Data entries for graphics
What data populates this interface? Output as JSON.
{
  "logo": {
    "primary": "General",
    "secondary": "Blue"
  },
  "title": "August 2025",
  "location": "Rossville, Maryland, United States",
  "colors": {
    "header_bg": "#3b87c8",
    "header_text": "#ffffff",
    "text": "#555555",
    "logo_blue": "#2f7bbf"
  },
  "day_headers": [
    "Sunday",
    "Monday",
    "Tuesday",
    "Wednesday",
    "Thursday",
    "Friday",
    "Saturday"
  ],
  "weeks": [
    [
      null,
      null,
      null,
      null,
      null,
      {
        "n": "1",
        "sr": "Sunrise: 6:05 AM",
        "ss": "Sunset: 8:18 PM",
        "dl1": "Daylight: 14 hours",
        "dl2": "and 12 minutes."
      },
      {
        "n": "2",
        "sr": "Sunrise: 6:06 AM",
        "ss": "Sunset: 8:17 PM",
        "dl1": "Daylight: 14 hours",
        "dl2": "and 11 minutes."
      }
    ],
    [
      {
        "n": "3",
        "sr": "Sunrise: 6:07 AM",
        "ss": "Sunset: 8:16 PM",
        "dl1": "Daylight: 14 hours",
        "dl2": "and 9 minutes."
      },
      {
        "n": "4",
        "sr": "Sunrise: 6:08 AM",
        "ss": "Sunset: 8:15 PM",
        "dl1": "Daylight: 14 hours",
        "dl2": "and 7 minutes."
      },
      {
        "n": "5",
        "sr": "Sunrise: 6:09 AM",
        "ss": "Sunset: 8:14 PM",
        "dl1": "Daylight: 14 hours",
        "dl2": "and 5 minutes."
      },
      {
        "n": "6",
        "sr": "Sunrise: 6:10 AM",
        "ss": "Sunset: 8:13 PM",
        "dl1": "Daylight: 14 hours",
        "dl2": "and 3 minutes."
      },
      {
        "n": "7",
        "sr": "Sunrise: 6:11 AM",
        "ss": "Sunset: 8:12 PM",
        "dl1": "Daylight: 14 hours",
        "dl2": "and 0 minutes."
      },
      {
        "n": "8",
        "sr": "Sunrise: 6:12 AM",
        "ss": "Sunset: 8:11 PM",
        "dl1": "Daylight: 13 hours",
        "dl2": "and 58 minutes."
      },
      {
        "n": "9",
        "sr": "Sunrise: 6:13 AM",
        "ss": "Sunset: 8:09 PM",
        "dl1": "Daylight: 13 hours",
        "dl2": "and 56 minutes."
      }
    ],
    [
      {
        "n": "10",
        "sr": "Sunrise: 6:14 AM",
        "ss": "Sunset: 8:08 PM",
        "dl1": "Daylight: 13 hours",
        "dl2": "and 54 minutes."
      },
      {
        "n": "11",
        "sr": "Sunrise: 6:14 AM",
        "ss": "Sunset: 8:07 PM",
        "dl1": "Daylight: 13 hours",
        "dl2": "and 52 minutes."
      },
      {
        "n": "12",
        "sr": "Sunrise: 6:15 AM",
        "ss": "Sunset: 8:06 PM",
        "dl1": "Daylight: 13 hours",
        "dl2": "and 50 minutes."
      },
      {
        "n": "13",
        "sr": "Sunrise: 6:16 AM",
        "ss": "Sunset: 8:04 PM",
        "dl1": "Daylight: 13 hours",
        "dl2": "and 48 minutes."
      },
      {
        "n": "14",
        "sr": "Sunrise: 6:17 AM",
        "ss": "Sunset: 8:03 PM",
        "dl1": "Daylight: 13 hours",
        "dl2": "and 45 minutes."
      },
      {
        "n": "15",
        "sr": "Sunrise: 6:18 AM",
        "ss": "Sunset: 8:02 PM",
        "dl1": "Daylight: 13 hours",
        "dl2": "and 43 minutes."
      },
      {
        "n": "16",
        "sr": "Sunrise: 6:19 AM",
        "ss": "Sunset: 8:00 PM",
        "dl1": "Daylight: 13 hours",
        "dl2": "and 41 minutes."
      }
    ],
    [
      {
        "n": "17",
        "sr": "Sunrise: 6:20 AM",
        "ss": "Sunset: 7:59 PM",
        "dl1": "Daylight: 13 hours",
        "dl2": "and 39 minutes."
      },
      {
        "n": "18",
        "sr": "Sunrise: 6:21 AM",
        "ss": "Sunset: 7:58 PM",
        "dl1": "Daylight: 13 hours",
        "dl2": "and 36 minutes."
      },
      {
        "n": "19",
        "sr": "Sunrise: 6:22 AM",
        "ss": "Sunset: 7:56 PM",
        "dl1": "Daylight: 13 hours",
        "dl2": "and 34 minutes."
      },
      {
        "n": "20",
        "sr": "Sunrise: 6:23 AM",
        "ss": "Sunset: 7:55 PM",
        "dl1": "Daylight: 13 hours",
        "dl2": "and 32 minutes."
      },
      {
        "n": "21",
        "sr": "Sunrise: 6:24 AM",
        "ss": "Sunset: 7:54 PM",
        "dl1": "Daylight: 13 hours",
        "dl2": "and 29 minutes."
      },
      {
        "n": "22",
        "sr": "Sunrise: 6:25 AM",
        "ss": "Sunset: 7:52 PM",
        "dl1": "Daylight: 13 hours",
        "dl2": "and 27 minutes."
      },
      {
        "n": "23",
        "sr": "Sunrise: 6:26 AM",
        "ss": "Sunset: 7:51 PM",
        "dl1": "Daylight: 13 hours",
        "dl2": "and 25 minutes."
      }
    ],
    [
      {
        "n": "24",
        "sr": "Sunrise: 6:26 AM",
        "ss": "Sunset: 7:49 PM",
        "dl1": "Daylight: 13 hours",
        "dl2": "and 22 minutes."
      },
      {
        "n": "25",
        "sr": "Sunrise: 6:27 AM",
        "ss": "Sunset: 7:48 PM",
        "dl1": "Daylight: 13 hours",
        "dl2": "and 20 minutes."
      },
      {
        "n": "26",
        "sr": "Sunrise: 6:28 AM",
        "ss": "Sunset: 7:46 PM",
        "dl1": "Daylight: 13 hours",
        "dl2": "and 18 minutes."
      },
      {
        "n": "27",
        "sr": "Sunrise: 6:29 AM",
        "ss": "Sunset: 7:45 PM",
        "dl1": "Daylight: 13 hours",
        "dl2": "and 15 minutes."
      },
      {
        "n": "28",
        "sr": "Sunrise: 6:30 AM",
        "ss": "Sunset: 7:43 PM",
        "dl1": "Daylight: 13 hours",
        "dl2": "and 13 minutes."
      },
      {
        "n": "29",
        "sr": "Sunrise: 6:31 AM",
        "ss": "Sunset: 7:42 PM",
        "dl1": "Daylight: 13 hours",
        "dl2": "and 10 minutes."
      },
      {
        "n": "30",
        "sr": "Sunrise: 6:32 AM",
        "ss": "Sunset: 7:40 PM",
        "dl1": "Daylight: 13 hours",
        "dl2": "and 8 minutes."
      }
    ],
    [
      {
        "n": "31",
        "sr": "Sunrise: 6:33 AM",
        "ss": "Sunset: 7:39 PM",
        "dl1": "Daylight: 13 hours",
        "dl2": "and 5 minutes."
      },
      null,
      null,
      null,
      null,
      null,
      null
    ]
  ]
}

◆ Problem to solve ◆
Output all of the material, please, exactly as it stands.

◆ Answer for this exercise ◆
What data populates this interface? Output as JSON.
{
  "logo": {
    "primary": "General",
    "secondary": "Blue"
  },
  "title": "August 2025",
  "location": "Rossville, Maryland, United States",
  "colors": {
    "header_bg": "#3b87c8",
    "header_text": "#ffffff",
    "text": "#555555",
    "logo_blue": "#2f7bbf"
  },
  "day_headers": [
    "Sunday",
    "Monday",
    "Tuesday",
    "Wednesday",
    "Thursday",
    "Friday",
    "Saturday"
  ],
  "weeks": [
    [
      null,
      null,
      null,
      null,
      null,
      {
        "n": "1",
        "sr": "Sunrise: 6:05 AM",
        "ss": "Sunset: 8:18 PM",
        "dl1": "Daylight: 14 hours",
        "dl2": "and 12 minutes."
      },
      {
        "n": "2",
        "sr": "Sunrise: 6:06 AM",
        "ss": "Sunset: 8:17 PM",
        "dl1": "Daylight: 14 hours",
        "dl2": "and 11 minutes."
      }
    ],
    [
      {
        "n": "3",
        "sr": "Sunrise: 6:07 AM",
        "ss": "Sunset: 8:16 PM",
        "dl1": "Daylight: 14 hours",
        "dl2": "and 9 minutes."
      },
      {
        "n": "4",
        "sr": "Sunrise: 6:08 AM",
        "ss": "Sunset: 8:15 PM",
        "dl1": "Daylight: 14 hours",
        "dl2": "and 7 minutes."
      },
      {
        "n": "5",
        "sr": "Sunrise: 6:09 AM",
        "ss": "Sunset: 8:14 PM",
        "dl1": "Daylight: 14 hours",
        "dl2": "and 5 minutes."
      },
      {
        "n": "6",
        "sr": "Sunrise: 6:10 AM",
        "ss": "Sunset: 8:13 PM",
        "dl1": "Daylight: 14 hours",
        "dl2": "and 3 minutes."
      },
      {
        "n": "7",
        "sr": "Sunrise: 6:11 AM",
        "ss": "Sunset: 8:12 PM",
        "dl1": "Daylight: 14 hours",
        "dl2": "and 0 minutes."
      },
      {
        "n": "8",
        "sr": "Sunrise: 6:12 AM",
        "ss": "Sunset: 8:11 PM",
        "dl1": "Daylight: 13 hours",
        "dl2": "and 58 minutes."
      },
      {
        "n": "9",
        "sr": "Sunrise: 6:13 AM",
        "ss": "Sunset: 8:09 PM",
        "dl1": "Daylight: 13 hours",
        "dl2": "and 56 minutes."
      }
    ],
    [
      {
        "n": "10",
        "sr": "Sunrise: 6:14 AM",
        "ss": "Sunset: 8:08 PM",
        "dl1": "Daylight: 13 hours",
        "dl2": "and 54 minutes."
      },
      {
        "n": "11",
        "sr": "Sunrise: 6:14 AM",
        "ss": "Sunset: 8:07 PM",
        "dl1": "Daylight: 13 hours",
        "dl2": "and 52 minutes."
      },
      {
        "n": "12",
        "sr": "Sunrise: 6:15 AM",
        "ss": "Sunset: 8:06 PM",
        "dl1": "Daylight: 13 hours",
        "dl2": "and 50 minutes."
      },
      {
        "n": "13",
        "sr": "Sunrise: 6:16 AM",
        "ss": "Sunset: 8:04 PM",
        "dl1": "Daylight: 13 hours",
        "dl2": "and 48 minutes."
      },
      {
        "n": "14",
        "sr": "Sunrise: 6:17 AM",
        "ss": "Sunset: 8:03 PM",
        "dl1": "Daylight: 13 hours",
        "dl2": "and 45 minutes."
      },
      {
        "n": "15",
        "sr": "Sunrise: 6:18 AM",
        "ss": "Sunset: 8:02 PM",
        "dl1": "Daylight: 13 hours",
        "dl2": "and 43 minutes."
      },
      {
        "n": "16",
        "sr": "Sunrise: 6:19 AM",
        "ss": "Sunset: 8:00 PM",
        "dl1": "Daylight: 13 hours",
        "dl2": "and 41 minutes."
      }
    ],
    [
      {
        "n": "17",
        "sr": "Sunrise: 6:20 AM",
        "ss": "Sunset: 7:59 PM",
        "dl1": "Daylight: 13 hours",
        "dl2": "and 39 minutes."
      },
      {
        "n": "18",
        "sr": "Sunrise: 6:21 AM",
        "ss": "Sunset: 7:58 PM",
        "dl1": "Daylight: 13 hours",
        "dl2": "and 36 minutes."
      },
      {
        "n": "19",
        "sr": "Sunrise: 6:22 AM",
        "ss": "Sunset: 7:56 PM",
        "dl1": "Daylight: 13 hours",
        "dl2": "and 34 minutes."
      },
      {
        "n": "20",
        "sr": "Sunrise: 6:23 AM",
        "ss": "Sunset: 7:55 PM",
        "dl1": "Daylight: 13 hours",
        "dl2": "and 32 minutes."
      },
      {
        "n": "21",
        "sr": "Sunrise: 6:24 AM",
        "ss": "Sunset: 7:54 PM",
        "dl1": "Daylight: 13 hours",
        "dl2": "and 29 minutes."
      },
      {
        "n": "22",
        "sr": "Sunrise: 6:25 AM",
        "ss": "Sunset: 7:52 PM",
        "dl1": "Daylight: 13 hours",
        "dl2": "and 27 minutes."
      },
      {
        "n": "23",
        "sr": "Sunrise: 6:26 AM",
        "ss": "Sunset: 7:51 PM",
        "dl1": "Daylight: 13 hours",
        "dl2": "and 25 minutes."
      }
    ],
    [
      {
        "n": "24",
        "sr": "Sunrise: 6:26 AM",
        "ss": "Sunset: 7:49 PM",
        "dl1": "Daylight: 13 hours",
        "dl2": "and 22 minutes."
      },
      {
        "n": "25",
        "sr": "Sunrise: 6:27 AM",
        "ss": "Sunset: 7:48 PM",
        "dl1": "Daylight: 13 hours",
        "dl2": "and 20 minutes."
      },
      {
        "n": "26",
        "sr": "Sunrise: 6:28 AM",
        "ss": "Sunset: 7:46 PM",
        "dl1": "Daylight: 13 hours",
        "dl2": "and 18 minutes."
      },
      {
        "n": "27",
        "sr": "Sunrise: 6:29 AM",
        "ss": "Sunset: 7:45 PM",
        "dl1": "Daylight: 13 hours",
        "dl2": "and 15 minutes."
      },
      {
        "n": "28",
        "sr": "Sunrise: 6:30 AM",
        "ss": "Sunset: 7:43 PM",
        "dl1": "Daylight: 13 hours",
        "dl2": "and 13 minutes."
      },
      {
        "n": "29",
        "sr": "Sunrise: 6:31 AM",
        "ss": "Sunset: 7:42 PM",
        "dl1": "Daylight: 13 hours",
        "dl2": "and 10 minutes."
      },
      {
        "n": "30",
        "sr": "Sunrise: 6:32 AM",
        "ss": "Sunset: 7:40 PM",
        "dl1": "Daylight: 13 hours",
        "dl2": "and 8 minutes."
      }
    ],
    [
      {
        "n": "31",
        "sr": "Sunrise: 6:33 AM",
        "ss": "Sunset: 7:39 PM",
        "dl1": "Daylight: 13 hours",
        "dl2": "and 5 minutes."
      },
      null,
      null,
      null,
      null,
      null,
      null
    ]
  ]
}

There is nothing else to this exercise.